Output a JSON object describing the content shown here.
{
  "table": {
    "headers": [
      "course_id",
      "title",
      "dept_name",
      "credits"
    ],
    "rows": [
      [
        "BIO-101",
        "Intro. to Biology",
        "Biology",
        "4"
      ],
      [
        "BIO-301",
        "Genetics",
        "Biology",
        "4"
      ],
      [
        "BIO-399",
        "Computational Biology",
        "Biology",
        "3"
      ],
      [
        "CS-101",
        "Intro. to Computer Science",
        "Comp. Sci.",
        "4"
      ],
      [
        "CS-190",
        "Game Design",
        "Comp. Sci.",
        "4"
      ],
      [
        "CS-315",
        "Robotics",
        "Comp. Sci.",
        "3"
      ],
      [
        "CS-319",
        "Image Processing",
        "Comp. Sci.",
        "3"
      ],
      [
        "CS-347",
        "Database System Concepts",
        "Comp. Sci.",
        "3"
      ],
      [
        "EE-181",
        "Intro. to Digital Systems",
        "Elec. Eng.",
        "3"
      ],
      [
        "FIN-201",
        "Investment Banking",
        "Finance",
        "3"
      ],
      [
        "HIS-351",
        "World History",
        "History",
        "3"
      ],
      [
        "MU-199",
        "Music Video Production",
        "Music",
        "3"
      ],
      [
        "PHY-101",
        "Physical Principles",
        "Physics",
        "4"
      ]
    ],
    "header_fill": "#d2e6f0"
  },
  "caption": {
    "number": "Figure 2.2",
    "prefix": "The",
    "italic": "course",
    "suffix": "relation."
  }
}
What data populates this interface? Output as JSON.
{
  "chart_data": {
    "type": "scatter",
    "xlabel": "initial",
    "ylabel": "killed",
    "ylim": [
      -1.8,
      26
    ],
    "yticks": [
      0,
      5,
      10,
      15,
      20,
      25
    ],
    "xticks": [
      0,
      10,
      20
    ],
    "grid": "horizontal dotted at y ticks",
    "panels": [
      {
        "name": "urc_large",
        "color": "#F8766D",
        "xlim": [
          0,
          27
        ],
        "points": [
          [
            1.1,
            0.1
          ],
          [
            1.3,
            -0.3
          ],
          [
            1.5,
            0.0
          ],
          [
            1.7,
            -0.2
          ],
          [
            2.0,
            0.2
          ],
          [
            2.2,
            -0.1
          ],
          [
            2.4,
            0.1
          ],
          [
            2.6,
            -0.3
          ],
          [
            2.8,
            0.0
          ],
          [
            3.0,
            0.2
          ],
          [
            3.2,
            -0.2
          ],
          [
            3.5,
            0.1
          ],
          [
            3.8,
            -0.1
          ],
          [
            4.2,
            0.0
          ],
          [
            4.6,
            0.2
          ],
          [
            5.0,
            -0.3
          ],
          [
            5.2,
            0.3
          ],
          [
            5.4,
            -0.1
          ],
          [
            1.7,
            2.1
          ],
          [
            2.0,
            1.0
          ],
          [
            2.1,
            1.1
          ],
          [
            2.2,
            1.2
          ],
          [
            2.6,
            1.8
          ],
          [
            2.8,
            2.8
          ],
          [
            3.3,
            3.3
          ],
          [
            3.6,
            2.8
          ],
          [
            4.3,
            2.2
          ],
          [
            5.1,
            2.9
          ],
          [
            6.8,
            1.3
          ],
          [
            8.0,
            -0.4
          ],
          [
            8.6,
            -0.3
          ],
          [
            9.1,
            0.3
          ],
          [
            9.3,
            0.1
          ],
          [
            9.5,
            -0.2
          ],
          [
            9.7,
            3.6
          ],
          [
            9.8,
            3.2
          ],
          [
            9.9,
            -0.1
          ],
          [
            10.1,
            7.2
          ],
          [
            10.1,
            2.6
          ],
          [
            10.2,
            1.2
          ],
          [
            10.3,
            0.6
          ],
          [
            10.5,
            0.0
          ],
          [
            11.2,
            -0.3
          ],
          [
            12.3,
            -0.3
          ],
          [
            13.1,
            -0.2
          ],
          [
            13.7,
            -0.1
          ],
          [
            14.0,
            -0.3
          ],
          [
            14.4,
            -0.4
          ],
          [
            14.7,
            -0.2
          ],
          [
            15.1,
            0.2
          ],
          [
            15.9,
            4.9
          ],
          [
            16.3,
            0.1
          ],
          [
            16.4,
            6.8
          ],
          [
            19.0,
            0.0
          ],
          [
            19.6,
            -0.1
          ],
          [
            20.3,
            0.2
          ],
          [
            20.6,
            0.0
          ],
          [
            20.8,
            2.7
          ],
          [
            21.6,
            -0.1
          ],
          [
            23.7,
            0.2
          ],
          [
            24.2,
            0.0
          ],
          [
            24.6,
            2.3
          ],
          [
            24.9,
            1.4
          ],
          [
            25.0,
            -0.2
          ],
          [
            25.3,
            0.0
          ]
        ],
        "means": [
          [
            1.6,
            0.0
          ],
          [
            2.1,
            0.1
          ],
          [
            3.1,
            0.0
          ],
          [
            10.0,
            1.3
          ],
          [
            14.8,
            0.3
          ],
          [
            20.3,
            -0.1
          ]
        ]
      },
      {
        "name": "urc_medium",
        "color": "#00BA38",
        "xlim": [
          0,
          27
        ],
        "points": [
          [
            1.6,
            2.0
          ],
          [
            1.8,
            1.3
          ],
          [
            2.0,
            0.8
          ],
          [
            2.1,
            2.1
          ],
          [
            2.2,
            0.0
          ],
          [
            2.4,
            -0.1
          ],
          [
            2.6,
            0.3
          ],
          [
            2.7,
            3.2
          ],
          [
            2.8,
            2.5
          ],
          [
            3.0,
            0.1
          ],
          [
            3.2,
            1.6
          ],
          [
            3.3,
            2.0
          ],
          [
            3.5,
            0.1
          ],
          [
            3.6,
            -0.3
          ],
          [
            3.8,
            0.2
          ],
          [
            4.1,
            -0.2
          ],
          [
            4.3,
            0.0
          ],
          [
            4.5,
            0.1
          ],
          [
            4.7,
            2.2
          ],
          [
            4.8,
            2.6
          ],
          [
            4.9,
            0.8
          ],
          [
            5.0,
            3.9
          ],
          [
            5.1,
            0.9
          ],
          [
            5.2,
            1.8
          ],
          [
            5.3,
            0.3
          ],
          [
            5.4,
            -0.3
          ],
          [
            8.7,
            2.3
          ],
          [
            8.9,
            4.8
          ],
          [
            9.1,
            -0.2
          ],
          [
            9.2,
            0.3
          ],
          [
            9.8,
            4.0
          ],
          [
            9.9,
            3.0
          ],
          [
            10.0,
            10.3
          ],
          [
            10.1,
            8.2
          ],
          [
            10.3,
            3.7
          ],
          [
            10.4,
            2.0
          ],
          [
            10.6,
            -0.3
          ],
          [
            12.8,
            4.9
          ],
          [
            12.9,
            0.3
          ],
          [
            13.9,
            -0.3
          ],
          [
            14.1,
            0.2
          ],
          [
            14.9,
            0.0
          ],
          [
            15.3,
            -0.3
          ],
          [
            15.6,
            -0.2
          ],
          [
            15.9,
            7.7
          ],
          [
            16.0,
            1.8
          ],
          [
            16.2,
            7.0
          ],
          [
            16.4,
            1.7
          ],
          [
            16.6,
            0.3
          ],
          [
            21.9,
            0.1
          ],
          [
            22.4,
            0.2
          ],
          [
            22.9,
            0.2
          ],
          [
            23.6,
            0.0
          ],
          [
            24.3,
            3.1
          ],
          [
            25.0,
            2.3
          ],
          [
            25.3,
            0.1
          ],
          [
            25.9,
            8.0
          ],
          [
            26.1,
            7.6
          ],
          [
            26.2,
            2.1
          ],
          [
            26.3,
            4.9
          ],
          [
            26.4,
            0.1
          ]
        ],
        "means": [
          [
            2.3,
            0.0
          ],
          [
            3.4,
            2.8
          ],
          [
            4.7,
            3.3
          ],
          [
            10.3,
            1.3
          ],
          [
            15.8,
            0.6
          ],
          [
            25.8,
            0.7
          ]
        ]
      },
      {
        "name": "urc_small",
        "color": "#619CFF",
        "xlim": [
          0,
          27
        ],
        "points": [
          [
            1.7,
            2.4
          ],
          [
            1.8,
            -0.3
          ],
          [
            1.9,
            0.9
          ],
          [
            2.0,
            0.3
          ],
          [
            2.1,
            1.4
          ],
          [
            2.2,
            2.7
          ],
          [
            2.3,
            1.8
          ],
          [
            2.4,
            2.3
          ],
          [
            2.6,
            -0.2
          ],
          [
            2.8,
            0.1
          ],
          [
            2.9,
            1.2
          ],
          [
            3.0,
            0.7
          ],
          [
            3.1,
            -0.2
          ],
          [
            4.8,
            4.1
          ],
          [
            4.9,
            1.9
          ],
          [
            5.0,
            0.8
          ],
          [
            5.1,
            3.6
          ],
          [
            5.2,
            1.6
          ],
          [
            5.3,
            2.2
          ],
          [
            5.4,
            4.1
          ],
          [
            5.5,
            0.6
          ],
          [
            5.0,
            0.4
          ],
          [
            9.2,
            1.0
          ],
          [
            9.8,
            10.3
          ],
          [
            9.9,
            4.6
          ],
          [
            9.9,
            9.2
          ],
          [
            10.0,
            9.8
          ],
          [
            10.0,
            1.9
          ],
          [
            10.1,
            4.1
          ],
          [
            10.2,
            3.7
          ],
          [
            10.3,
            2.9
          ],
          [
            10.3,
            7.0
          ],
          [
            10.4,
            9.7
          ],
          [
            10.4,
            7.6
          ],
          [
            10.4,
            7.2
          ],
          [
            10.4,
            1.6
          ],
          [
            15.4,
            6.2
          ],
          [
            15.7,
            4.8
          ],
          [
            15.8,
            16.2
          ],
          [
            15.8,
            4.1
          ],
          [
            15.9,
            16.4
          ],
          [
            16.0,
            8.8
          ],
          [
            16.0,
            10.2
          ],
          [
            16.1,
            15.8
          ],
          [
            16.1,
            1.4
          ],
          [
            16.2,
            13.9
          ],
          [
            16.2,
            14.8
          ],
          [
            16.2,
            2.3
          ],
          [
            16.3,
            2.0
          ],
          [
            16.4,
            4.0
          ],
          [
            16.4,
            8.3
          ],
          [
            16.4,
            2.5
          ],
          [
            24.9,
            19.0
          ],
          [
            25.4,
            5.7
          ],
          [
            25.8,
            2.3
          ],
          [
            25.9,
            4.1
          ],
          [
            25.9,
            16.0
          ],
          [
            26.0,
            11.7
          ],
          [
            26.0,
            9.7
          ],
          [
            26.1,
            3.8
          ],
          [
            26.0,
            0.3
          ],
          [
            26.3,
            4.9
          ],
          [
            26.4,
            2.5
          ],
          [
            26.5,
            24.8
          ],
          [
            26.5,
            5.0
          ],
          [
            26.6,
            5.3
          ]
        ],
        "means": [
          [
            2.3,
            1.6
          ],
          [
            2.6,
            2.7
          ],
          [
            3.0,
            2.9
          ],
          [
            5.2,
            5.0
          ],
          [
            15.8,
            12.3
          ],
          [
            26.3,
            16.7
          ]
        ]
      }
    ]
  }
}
----
What to do – Show the lines of the records that contain the word "Intro".

Answer for the task –
        "Intro. to Biology",
        "Intro. to Computer Science",
        "Intro. to Digital Systems",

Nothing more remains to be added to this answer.